**Short exercise**
Gather the lines that hold the string "rotație".

**Data supplied**
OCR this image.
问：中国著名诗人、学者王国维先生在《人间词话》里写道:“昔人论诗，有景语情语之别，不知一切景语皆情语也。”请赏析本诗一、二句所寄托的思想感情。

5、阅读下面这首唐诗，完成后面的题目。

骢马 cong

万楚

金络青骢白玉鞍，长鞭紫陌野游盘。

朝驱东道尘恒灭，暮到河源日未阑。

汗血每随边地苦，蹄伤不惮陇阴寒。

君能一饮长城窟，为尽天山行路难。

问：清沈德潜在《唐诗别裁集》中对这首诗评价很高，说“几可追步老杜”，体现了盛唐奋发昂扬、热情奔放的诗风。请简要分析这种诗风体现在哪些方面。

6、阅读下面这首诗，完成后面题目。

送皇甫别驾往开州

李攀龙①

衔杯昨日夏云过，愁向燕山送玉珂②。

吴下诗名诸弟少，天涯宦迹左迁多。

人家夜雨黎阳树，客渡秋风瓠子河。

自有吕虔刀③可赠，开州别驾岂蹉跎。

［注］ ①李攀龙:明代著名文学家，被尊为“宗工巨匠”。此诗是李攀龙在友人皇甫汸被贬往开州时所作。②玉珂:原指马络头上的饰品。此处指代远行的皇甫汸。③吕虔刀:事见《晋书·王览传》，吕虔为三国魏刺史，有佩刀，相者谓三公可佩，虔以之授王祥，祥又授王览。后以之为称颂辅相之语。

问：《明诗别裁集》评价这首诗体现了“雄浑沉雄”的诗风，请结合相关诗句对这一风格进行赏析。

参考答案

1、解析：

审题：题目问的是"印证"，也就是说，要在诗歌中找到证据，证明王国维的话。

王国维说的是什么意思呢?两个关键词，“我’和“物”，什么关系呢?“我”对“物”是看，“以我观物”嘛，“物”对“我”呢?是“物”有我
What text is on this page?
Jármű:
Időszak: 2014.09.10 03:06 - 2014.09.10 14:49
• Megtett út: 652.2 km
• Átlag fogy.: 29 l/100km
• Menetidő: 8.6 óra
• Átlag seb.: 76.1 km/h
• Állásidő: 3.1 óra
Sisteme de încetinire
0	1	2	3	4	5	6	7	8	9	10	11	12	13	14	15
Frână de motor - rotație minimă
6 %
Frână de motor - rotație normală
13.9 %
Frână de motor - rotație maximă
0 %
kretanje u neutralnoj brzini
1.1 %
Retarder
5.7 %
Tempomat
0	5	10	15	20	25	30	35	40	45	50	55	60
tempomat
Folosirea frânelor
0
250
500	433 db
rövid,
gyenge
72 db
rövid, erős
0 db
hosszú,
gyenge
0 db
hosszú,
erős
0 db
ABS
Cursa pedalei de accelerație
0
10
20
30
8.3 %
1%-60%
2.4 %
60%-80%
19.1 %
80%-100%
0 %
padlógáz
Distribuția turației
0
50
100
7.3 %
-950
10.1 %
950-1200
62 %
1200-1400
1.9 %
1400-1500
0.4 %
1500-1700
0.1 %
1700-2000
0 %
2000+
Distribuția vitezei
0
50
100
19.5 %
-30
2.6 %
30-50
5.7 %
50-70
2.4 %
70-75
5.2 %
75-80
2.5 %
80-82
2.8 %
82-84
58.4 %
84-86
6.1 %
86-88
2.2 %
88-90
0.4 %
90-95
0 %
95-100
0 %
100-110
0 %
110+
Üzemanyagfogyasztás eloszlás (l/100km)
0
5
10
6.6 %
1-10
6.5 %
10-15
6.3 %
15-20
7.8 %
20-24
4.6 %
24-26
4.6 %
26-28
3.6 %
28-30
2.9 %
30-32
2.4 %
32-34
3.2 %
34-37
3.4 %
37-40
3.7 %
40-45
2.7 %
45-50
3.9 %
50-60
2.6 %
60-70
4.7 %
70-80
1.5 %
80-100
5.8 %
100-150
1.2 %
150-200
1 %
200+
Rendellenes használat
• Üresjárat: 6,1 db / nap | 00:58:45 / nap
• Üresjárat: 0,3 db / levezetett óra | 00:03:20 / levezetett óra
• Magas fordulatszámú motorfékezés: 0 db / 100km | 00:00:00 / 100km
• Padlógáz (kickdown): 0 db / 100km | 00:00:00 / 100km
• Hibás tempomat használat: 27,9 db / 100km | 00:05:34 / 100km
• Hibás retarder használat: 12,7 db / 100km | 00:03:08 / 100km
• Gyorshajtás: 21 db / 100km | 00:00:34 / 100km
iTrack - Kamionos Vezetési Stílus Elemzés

**Exercise solution**
Frână de motor - rotație minimă
Frână de motor - rotație normală
Frână de motor - rotație maximă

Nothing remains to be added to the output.